** start **

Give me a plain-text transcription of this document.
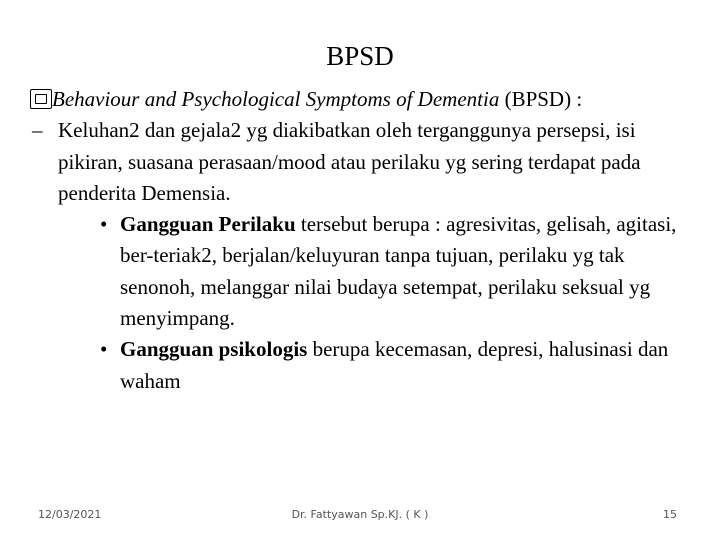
BPSD
Behaviour and Psychological Symptoms of Dementia (BPSD) :
– Keluhan2 dan gejala2 yg diakibatkan oleh terganggunya persepsi, isi pikiran, suasana perasaan/mood atau perilaku yg sering terdapat pada penderita Demensia.
• Gangguan Perilaku tersebut berupa : agresivitas, gelisah, agitasi, ber-teriak2, berjalan/keluyuran tanpa tujuan, perilaku yg tak senonoh, melanggar nilai budaya setempat, perilaku seksual yg menyimpang.
• Gangguan psikologis berupa kecemasan, depresi, halusinasi dan waham
12/03/2021	Dr. Fattyawan Sp.KJ. ( K )	15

** end **

#### [Stated goal]
Copy every line that includes the string "berupa" from the material above.

#### [Expected answer]
• Gangguan Perilaku tersebut berupa : agresivitas, gelisah, agitasi, ber-teriak2, berjalan/keluyuran tanpa tujuan, perilaku yg tak senonoh, melanggar nilai budaya setempat, perilaku seksual yg menyimpang.
• Gangguan psikologis berupa kecemasan, depresi, halusinasi dan waham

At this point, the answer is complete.